### AIM:
Take every line from the listing below that contains "this".

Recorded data

*****

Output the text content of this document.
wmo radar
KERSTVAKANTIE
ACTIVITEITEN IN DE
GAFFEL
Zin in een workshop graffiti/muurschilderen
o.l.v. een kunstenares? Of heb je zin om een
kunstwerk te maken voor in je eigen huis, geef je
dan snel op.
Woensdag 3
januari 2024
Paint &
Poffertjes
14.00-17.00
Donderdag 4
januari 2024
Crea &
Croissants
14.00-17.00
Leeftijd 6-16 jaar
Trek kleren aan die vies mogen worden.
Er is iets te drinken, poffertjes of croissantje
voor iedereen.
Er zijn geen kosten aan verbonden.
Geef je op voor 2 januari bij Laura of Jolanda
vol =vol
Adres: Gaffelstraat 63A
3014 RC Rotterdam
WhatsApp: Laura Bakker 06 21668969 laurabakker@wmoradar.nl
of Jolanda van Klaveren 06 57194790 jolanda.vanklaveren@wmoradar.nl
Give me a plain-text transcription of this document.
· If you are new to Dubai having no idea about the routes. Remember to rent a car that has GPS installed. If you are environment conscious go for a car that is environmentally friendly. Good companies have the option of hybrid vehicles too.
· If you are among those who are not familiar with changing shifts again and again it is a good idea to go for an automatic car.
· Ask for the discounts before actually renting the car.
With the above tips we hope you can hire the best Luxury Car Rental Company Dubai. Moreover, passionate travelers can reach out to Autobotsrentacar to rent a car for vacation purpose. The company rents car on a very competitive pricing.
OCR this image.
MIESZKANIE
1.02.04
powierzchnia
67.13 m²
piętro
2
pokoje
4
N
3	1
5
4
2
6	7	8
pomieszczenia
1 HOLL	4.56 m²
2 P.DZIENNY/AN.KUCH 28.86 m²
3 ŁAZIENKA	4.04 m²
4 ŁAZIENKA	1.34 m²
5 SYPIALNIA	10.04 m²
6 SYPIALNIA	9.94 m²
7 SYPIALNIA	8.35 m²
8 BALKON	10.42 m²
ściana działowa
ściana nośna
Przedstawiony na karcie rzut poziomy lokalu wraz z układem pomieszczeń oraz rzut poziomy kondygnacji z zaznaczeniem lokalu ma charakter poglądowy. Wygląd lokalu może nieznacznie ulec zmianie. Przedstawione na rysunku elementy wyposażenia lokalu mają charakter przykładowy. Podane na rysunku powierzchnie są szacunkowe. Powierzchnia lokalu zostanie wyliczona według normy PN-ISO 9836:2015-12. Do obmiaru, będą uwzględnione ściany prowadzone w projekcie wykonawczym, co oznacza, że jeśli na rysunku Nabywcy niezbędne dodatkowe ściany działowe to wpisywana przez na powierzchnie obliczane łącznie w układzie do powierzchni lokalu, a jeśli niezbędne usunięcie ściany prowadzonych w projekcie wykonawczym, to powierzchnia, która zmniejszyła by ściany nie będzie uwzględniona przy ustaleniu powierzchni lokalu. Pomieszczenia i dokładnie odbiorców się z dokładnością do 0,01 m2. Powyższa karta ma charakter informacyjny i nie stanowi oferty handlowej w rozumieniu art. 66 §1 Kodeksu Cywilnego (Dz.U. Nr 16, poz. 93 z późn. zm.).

*****

### FULL OUTPUT:
Output the text content of this document.
Give me a plain-text transcription of this document.
OCR this image.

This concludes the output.